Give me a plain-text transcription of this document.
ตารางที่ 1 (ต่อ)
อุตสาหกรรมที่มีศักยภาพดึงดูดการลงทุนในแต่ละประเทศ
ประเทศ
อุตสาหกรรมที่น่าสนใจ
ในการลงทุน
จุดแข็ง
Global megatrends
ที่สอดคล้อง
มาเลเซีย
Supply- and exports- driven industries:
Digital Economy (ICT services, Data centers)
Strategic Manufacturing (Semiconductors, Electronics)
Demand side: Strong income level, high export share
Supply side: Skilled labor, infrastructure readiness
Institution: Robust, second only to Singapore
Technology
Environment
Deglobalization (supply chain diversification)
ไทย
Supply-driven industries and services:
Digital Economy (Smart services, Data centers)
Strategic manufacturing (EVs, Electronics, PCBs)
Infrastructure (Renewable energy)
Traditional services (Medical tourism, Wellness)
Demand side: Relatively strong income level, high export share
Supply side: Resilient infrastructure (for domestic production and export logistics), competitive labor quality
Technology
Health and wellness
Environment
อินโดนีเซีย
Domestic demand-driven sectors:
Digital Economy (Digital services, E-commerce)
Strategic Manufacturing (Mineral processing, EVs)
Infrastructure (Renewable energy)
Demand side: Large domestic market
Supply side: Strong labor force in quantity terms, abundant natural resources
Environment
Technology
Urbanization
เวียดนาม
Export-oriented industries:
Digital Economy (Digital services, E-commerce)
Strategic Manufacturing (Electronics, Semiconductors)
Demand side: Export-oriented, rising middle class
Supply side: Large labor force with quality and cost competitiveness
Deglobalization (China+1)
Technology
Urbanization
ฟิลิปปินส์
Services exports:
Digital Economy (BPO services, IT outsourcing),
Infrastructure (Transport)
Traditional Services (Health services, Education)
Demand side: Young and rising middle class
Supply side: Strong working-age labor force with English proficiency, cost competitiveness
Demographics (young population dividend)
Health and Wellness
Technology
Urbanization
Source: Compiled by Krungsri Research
**********
== Exercise brief ==
Copy out the material above in its entirety. Every detail must match.

== Full response ==
Give me a plain-text transcription of this document.
ตารางที่ 1 (ต่อ)
อุตสาหกรรมที่มีศักยภาพดึงดูดการลงทุนในแต่ละประเทศ
ประเทศ
อุตสาหกรรมที่น่าสนใจ
ในการลงทุน
จุดแข็ง
Global megatrends
ที่สอดคล้อง
มาเลเซีย
Supply- and exports- driven industries:
Digital Economy (ICT services, Data centers)
Strategic Manufacturing (Semiconductors, Electronics)
Demand side: Strong income level, high export share
Supply side: Skilled labor, infrastructure readiness
Institution: Robust, second only to Singapore
Technology
Environment
Deglobalization (supply chain diversification)
ไทย
Supply-driven industries and services:
Digital Economy (Smart services, Data centers)
Strategic manufacturing (EVs, Electronics, PCBs)
Infrastructure (Renewable energy)
Traditional services (Medical tourism, Wellness)
Demand side: Relatively strong income level, high export share
Supply side: Resilient infrastructure (for domestic production and export logistics), competitive labor quality
Technology
Health and wellness
Environment
อินโดนีเซีย
Domestic demand-driven sectors:
Digital Economy (Digital services, E-commerce)
Strategic Manufacturing (Mineral processing, EVs)
Infrastructure (Renewable energy)
Demand side: Large domestic market
Supply side: Strong labor force in quantity terms, abundant natural resources
Environment
Technology
Urbanization
เวียดนาม
Export-oriented industries:
Digital Economy (Digital services, E-commerce)
Strategic Manufacturing (Electronics, Semiconductors)
Demand side: Export-oriented, rising middle class
Supply side: Large labor force with quality and cost competitiveness
Deglobalization (China+1)
Technology
Urbanization
ฟิลิปปินส์
Services exports:
Digital Economy (BPO services, IT outsourcing),
Infrastructure (Transport)
Traditional Services (Health services, Education)
Demand side: Young and rising middle class
Supply side: Strong working-age labor force with English proficiency, cost competitiveness
Demographics (young population dividend)
Health and Wellness
Technology
Urbanization
Source: Compiled by Krungsri Research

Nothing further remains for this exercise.